> What the task requires: Give the data again, word for word.

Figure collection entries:
################

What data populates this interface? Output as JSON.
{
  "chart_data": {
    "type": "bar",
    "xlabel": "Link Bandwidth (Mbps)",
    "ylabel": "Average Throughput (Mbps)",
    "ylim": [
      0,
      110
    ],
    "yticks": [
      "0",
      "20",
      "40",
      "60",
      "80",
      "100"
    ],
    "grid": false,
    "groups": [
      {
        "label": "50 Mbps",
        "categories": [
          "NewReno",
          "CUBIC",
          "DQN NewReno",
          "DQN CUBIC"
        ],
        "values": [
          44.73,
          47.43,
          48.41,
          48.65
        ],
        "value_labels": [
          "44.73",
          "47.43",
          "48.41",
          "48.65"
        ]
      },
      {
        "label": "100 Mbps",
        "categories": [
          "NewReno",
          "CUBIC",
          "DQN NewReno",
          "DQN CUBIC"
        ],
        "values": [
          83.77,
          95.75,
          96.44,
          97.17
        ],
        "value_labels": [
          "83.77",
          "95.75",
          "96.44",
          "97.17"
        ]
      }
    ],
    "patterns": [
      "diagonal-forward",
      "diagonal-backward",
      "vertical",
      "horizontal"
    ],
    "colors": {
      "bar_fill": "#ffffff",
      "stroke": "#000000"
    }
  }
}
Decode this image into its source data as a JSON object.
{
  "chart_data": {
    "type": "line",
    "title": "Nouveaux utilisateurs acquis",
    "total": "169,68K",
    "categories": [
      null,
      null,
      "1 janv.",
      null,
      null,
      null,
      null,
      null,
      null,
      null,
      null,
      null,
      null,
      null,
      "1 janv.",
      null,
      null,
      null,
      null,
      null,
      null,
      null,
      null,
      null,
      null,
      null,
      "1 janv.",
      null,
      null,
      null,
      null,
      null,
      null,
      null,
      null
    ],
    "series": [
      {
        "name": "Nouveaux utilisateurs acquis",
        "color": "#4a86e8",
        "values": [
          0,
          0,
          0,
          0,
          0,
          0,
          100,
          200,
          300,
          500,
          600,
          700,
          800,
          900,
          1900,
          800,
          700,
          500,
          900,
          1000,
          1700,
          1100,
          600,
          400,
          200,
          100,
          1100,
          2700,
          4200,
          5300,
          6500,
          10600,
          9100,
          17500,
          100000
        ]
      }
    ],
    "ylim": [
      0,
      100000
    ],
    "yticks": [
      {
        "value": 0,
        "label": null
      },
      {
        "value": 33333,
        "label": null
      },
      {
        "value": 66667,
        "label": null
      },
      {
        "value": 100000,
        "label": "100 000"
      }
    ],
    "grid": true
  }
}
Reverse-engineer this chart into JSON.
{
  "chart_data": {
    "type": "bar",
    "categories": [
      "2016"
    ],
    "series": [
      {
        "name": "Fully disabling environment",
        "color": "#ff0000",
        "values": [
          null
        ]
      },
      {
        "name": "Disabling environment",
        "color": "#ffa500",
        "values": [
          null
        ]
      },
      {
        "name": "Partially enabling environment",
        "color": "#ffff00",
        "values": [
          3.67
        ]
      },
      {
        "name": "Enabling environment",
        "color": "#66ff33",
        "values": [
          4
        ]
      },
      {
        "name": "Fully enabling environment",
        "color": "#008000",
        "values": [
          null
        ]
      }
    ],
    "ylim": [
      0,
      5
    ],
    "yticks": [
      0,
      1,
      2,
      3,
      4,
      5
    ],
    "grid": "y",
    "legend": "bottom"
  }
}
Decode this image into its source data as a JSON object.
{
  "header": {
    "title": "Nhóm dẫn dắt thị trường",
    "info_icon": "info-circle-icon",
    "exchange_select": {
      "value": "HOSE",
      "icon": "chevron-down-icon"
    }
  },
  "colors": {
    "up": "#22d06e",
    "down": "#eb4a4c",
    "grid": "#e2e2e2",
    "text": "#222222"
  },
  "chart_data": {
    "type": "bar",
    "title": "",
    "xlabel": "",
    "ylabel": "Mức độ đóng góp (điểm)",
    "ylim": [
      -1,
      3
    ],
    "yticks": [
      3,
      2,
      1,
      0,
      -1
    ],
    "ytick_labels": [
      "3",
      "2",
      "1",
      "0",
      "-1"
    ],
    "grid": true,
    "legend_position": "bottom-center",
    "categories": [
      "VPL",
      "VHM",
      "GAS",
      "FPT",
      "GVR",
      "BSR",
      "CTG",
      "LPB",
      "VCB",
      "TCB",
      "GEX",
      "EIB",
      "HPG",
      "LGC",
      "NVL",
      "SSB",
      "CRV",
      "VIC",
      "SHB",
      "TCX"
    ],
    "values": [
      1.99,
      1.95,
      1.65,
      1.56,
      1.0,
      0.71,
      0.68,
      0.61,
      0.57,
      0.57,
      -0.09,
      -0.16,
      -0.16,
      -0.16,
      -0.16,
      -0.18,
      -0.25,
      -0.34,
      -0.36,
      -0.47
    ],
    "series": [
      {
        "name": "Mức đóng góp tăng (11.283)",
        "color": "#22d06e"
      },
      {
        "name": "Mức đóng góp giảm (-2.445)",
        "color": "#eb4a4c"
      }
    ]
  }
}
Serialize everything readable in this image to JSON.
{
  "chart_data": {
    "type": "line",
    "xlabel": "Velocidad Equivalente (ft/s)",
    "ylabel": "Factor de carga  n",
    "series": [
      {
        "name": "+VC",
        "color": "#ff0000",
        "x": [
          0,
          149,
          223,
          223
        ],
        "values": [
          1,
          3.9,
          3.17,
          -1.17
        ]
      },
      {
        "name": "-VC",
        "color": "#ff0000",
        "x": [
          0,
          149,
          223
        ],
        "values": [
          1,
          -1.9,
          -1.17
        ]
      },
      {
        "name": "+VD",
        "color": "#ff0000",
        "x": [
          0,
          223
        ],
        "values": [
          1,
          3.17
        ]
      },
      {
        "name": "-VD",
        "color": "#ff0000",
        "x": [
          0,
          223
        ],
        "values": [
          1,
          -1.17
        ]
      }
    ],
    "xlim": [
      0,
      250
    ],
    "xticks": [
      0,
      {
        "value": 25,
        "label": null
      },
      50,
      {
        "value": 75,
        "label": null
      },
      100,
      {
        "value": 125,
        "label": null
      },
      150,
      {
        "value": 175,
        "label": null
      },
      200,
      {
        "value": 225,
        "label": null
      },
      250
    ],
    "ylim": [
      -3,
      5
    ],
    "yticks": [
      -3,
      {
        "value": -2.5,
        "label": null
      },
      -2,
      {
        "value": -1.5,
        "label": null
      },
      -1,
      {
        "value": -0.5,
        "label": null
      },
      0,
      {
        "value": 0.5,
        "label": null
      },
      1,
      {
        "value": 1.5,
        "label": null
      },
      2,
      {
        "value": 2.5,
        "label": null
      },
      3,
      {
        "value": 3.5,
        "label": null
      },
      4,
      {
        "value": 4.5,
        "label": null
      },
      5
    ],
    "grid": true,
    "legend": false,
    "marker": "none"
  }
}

################

> Correct answer:
What data populates this interface? Output as JSON.
{
  "chart_data": {
    "type": "bar",
    "xlabel": "Link Bandwidth (Mbps)",
    "ylabel": "Average Throughput (Mbps)",
    "ylim": [
      0,
      110
    ],
    "yticks": [
      "0",
      "20",
      "40",
      "60",
      "80",
      "100"
    ],
    "grid": false,
    "groups": [
      {
        "label": "50 Mbps",
        "categories": [
          "NewReno",
          "CUBIC",
          "DQN NewReno",
          "DQN CUBIC"
        ],
        "values": [
          44.73,
          47.43,
          48.41,
          48.65
        ],
        "value_labels": [
          "44.73",
          "47.43",
          "48.41",
          "48.65"
        ]
      },
      {
        "label": "100 Mbps",
        "categories": [
          "NewReno",
          "CUBIC",
          "DQN NewReno",
          "DQN CUBIC"
        ],
        "values": [
          83.77,
          95.75,
          96.44,
          97.17
        ],
        "value_labels": [
          "83.77",
          "95.75",
          "96.44",
          "97.17"
        ]
      }
    ],
    "patterns": [
      "diagonal-forward",
      "diagonal-backward",
      "vertical",
      "horizontal"
    ],
    "colors": {
      "bar_fill": "#ffffff",
      "stroke": "#000000"
    }
  }
}
Decode this image into its source data as a JSON object.
{
  "chart_data": {
    "type": "line",
    "title": "Nouveaux utilisateurs acquis",
    "total": "169,68K",
    "categories": [
      null,
      null,
      "1 janv.",
      null,
      null,
      null,
      null,
      null,
      null,
      null,
      null,
      null,
      null,
      null,
      "1 janv.",
      null,
      null,
      null,
      null,
      null,
      null,
      null,
      null,
      null,
      null,
      null,
      "1 janv.",
      null,
      null,
      null,
      null,
      null,
      null,
      null,
      null
    ],
    "series": [
      {
        "name": "Nouveaux utilisateurs acquis",
        "color": "#4a86e8",
        "values": [
          0,
          0,
          0,
          0,
          0,
          0,
          100,
          200,
          300,
          500,
          600,
          700,
          800,
          900,
          1900,
          800,
          700,
          500,
          900,
          1000,
          1700,
          1100,
          600,
          400,
          200,
          100,
          1100,
          2700,
          4200,
          5300,
          6500,
          10600,
          9100,
          17500,
          100000
        ]
      }
    ],
    "ylim": [
      0,
      100000
    ],
    "yticks": [
      {
        "value": 0,
        "label": null
      },
      {
        "value": 33333,
        "label": null
      },
      {
        "value": 66667,
        "label": null
      },
      {
        "value": 100000,
        "label": "100 000"
      }
    ],
    "grid": true
  }
}
Reverse-engineer this chart into JSON.
{
  "chart_data": {
    "type": "bar",
    "categories": [
      "2016"
    ],
    "series": [
      {
        "name": "Fully disabling environment",
        "color": "#ff0000",
        "values": [
          null
        ]
      },
      {
        "name": "Disabling environment",
        "color": "#ffa500",
        "values": [
          null
        ]
      },
      {
        "name": "Partially enabling environment",
        "color": "#ffff00",
        "values": [
          3.67
        ]
      },
      {
        "name": "Enabling environment",
        "color": "#66ff33",
        "values": [
          4
        ]
      },
      {
        "name": "Fully enabling environment",
        "color": "#008000",
        "values": [
          null
        ]
      }
    ],
    "ylim": [
      0,
      5
    ],
    "yticks": [
      0,
      1,
      2,
      3,
      4,
      5
    ],
    "grid": "y",
    "legend": "bottom"
  }
}
Decode this image into its source data as a JSON object.
{
  "header": {
    "title": "Nhóm dẫn dắt thị trường",
    "info_icon": "info-circle-icon",
    "exchange_select": {
      "value": "HOSE",
      "icon": "chevron-down-icon"
    }
  },
  "colors": {
    "up": "#22d06e",
    "down": "#eb4a4c",
    "grid": "#e2e2e2",
    "text": "#222222"
  },
  "chart_data": {
    "type": "bar",
    "title": "",
    "xlabel": "",
    "ylabel": "Mức độ đóng góp (điểm)",
    "ylim": [
      -1,
      3
    ],
    "yticks": [
      3,
      2,
      1,
      0,
      -1
    ],
    "ytick_labels": [
      "3",
      "2",
      "1",
      "0",
      "-1"
    ],
    "grid": true,
    "legend_position": "bottom-center",
    "categories": [
      "VPL",
      "VHM",
      "GAS",
      "FPT",
      "GVR",
      "BSR",
      "CTG",
      "LPB",
      "VCB",
      "TCB",
      "GEX",
      "EIB",
      "HPG",
      "LGC",
      "NVL",
      "SSB",
      "CRV",
      "VIC",
      "SHB",
      "TCX"
    ],
    "values": [
      1.99,
      1.95,
      1.65,
      1.56,
      1.0,
      0.71,
      0.68,
      0.61,
      0.57,
      0.57,
      -0.09,
      -0.16,
      -0.16,
      -0.16,
      -0.16,
      -0.18,
      -0.25,
      -0.34,
      -0.36,
      -0.47
    ],
    "series": [
      {
        "name": "Mức đóng góp tăng (11.283)",
        "color": "#22d06e"
      },
      {
        "name": "Mức đóng góp giảm (-2.445)",
        "color": "#eb4a4c"
      }
    ]
  }
}
Serialize everything readable in this image to JSON.
{
  "chart_data": {
    "type": "line",
    "xlabel": "Velocidad Equivalente (ft/s)",
    "ylabel": "Factor de carga  n",
    "series": [
      {
        "name": "+VC",
        "color": "#ff0000",
        "x": [
          0,
          149,
          223,
          223
        ],
        "values": [
          1,
          3.9,
          3.17,
          -1.17
        ]
      },
      {
        "name": "-VC",
        "color": "#ff0000",
        "x": [
          0,
          149,
          223
        ],
        "values": [
          1,
          -1.9,
          -1.17
        ]
      },
      {
        "name": "+VD",
        "color": "#ff0000",
        "x": [
          0,
          223
        ],
        "values": [
          1,
          3.17
        ]
      },
      {
        "name": "-VD",
        "color": "#ff0000",
        "x": [
          0,
          223
        ],
        "values": [
          1,
          -1.17
        ]
      }
    ],
    "xlim": [
      0,
      250
    ],
    "xticks": [
      0,
      {
        "value": 25,
        "label": null
      },
      50,
      {
        "value": 75,
        "label": null
      },
      100,
      {
        "value": 125,
        "label": null
      },
      150,
      {
        "value": 175,
        "label": null
      },
      200,
      {
        "value": 225,
        "label": null
      },
      250
    ],
    "ylim": [
      -3,
      5
    ],
    "yticks": [
      -3,
      {
        "value": -2.5,
        "label": null
      },
      -2,
      {
        "value": -1.5,
        "label": null
      },
      -1,
      {
        "value": -0.5,
        "label": null
      },
      0,
      {
        "value": 0.5,
        "label": null
      },
      1,
      {
        "value": 1.5,
        "label": null
      },
      2,
      {
        "value": 2.5,
        "label": null
      },
      3,
      {
        "value": 3.5,
        "label": null
      },
      4,
      {
        "value": 4.5,
        "label": null
      },
      5
    ],
    "grid": true,
    "legend": false,
    "marker": "none"
  }
}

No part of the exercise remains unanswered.